Identify and copy all lines of the material where the string "Acer" is found.

======== DATA SECTION ========

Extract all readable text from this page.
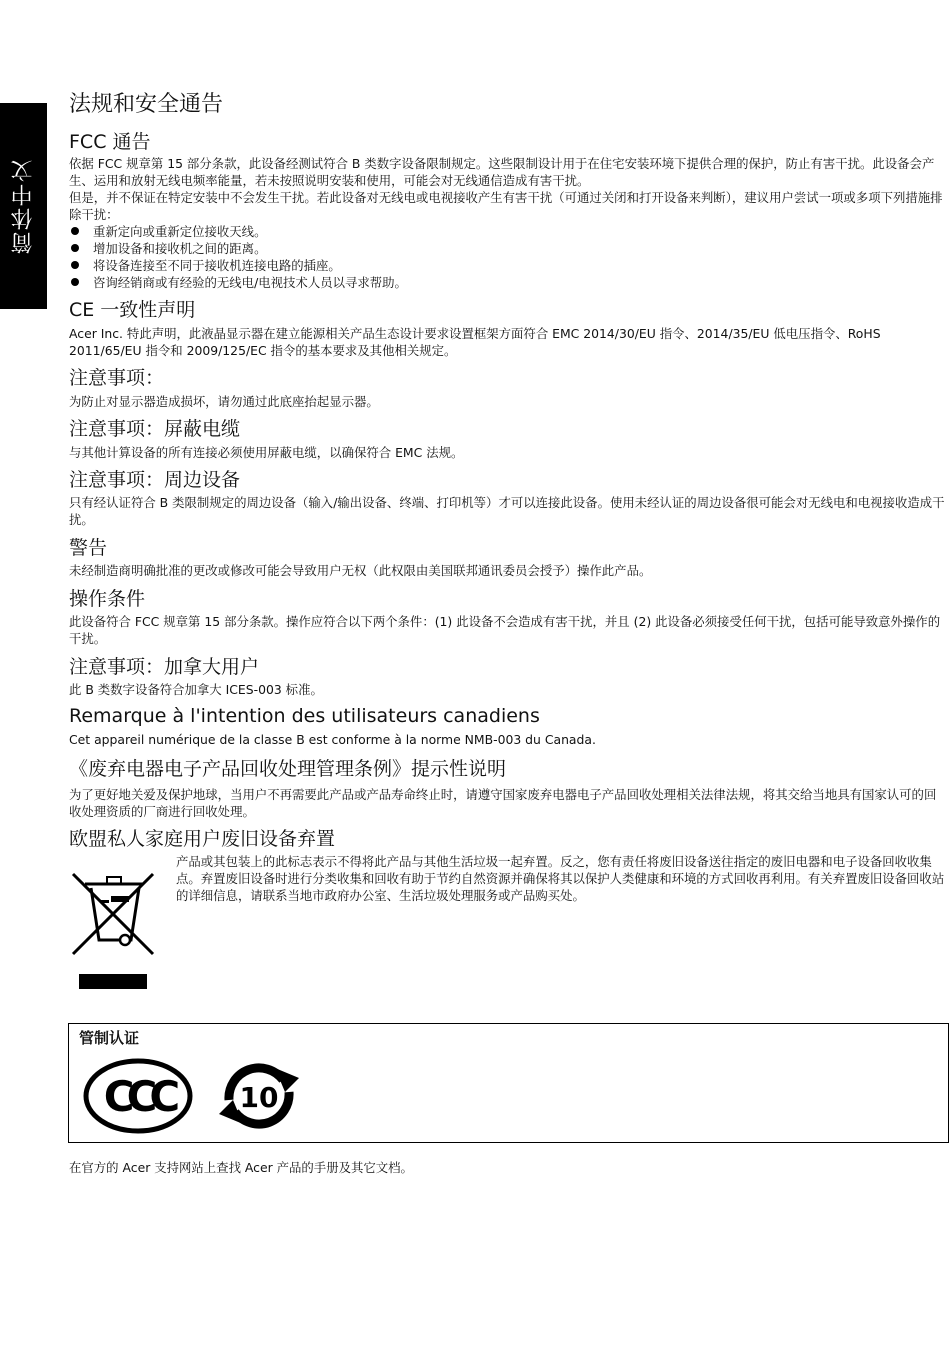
简体中文
法规和安全通告
FCC 通告

依据 FCC 规章第 15 部分条款，此设备经测试符合 B 类数字设备限制规定。这些限制设计用于在住宅安装环境下提供合理的保护，防止有害干扰。此设备会产生、运用和放射无线电频率能量，若未按照说明安装和使用，可能会对无线通信造成有害干扰。

但是，并不保证在特定安装中不会发生干扰。若此设备对无线电或电视接收产生有害干扰（可通过关闭和打开设备来判断），建议用户尝试一项或多项下列措施排除干扰：

重新定向或重新定位接收天线。
增加设备和接收机之间的距离。
将设备连接至不同于接收机连接电路的插座。
咨询经销商或有经验的无线电/电视技术人员以寻求帮助。
CE 一致性声明

Acer Inc. 特此声明，此液晶显示器在建立能源相关产品生态设计要求设置框架方面符合 EMC 2014/30/EU 指令、2014/35/EU 低电压指令、RoHS 2011/65/EU 指令和 2009/125/EC 指令的基本要求及其他相关规定。

注意事项：

为防止对显示器造成损坏，请勿通过此底座抬起显示器。

注意事项：屏蔽电缆

与其他计算设备的所有连接必须使用屏蔽电缆，以确保符合 EMC 法规。

注意事项：周边设备

只有经认证符合 B 类限制规定的周边设备（输入/输出设备、终端、打印机等）才可以连接此设备。使用未经认证的周边设备很可能会对无线电和电视接收造成干扰。

警告

未经制造商明确批准的更改或修改可能会导致用户无权（此权限由美国联邦通讯委员会授予）操作此产品。

操作条件

此设备符合 FCC 规章第 15 部分条款。操作应符合以下两个条件：(1) 此设备不会造成有害干扰，并且 (2) 此设备必须接受任何干扰，包括可能导致意外操作的干扰。

注意事项：加拿大用户

此 B 类数字设备符合加拿大 ICES-003 标准。

Remarque à l'intention des utilisateurs canadiens

Cet appareil numérique de la classe B est conforme à la norme NMB-003 du Canada.

《废弃电器电子产品回收处理管理条例》提示性说明

为了更好地关爱及保护地球，当用户不再需要此产品或产品寿命终止时，请遵守国家废弃电器电子产品回收处理相关法律法规，将其交给当地具有国家认可的回收处理资质的厂商进行回收处理。

欧盟私人家庭用户废旧设备弃置

产品或其包装上的此标志表示不得将此产品与其他生活垃圾一起弃置。反之，您有责任将废旧设备送往指定的废旧电器和电子设备回收收集点。弃置废旧设备时进行分类收集和回收有助于节约自然资源并确保将其以保护人类健康和环境的方式回收再利用。有关弃置废旧设备回收站的详细信息，请联系当地市政府办公室、生活垃圾处理服务或产品购买处。

管制认证
CCC 10

在官方的 Acer 支持网站上查找 Acer 产品的手册及其它文档。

========

■ **ANSWER TO THE EXERCISE**:
Acer Inc. 特此声明，此液晶显示器在建立能源相关产品生态设计要求设置框架方面符合 EMC 2014/30/EU 指令、2014/35/EU 低电压指令、RoHS 2011/65/EU 指令和 2009/125/EC 指令的基本要求及其他相关规定。
在官方的 Acer 支持网站上查找 Acer 产品的手册及其它文档。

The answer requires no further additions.